## PROBLEM TO SOLVE:
Copy every line with the string "desc" in it.

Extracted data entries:
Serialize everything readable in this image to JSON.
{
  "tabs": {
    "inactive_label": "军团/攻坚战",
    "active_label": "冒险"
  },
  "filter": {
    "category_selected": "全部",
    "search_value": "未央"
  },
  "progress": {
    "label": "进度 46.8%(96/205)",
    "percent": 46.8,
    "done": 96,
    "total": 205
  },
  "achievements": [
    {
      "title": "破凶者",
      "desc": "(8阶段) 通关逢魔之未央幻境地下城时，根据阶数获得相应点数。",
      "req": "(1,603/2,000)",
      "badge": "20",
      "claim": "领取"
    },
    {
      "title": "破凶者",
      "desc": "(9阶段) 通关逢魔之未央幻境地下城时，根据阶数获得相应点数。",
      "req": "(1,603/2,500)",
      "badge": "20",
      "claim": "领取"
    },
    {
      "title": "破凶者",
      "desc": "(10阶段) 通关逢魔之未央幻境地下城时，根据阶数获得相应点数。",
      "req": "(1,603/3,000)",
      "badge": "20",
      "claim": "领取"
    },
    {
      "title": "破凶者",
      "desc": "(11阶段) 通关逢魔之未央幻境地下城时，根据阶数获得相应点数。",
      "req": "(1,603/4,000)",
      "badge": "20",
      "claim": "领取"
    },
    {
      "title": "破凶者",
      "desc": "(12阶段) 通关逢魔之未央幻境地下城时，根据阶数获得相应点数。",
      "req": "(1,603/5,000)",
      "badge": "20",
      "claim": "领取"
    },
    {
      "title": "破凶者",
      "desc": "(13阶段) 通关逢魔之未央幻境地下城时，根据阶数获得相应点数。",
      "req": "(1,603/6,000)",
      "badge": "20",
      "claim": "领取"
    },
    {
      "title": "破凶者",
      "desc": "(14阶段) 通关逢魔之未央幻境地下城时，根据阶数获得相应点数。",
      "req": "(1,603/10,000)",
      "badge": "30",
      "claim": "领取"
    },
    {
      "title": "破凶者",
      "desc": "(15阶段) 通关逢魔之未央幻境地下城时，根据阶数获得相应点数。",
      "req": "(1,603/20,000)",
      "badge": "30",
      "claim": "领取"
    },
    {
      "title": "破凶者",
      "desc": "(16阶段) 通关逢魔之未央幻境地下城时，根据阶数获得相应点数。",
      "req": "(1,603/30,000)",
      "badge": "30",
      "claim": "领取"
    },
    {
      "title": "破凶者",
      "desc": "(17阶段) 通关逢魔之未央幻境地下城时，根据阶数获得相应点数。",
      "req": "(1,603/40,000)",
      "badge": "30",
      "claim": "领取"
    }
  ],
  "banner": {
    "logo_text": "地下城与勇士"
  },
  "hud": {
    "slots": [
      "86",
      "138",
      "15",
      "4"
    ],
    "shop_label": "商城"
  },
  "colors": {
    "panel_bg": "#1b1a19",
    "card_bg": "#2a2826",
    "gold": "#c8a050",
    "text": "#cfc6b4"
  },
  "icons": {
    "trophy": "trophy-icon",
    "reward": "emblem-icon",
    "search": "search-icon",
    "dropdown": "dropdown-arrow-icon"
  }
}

## ANSWER FOR THE TASK:
      "desc": "(8阶段) 通关逢魔之未央幻境地下城时，根据阶数获得相应点数。",
      "desc": "(9阶段) 通关逢魔之未央幻境地下城时，根据阶数获得相应点数。",
      "desc": "(10阶段) 通关逢魔之未央幻境地下城时，根据阶数获得相应点数。",
      "desc": "(11阶段) 通关逢魔之未央幻境地下城时，根据阶数获得相应点数。",
      "desc": "(12阶段) 通关逢魔之未央幻境地下城时，根据阶数获得相应点数。",
      "desc": "(13阶段) 通关逢魔之未央幻境地下城时，根据阶数获得相应点数。",
      "desc": "(14阶段) 通关逢魔之未央幻境地下城时，根据阶数获得相应点数。",
      "desc": "(15阶段) 通关逢魔之未央幻境地下城时，根据阶数获得相应点数。",
      "desc": "(16阶段) 通关逢魔之未央幻境地下城时，根据阶数获得相应点数。",
      "desc": "(17阶段) 通关逢魔之未央幻境地下城时，根据阶数获得相应点数。",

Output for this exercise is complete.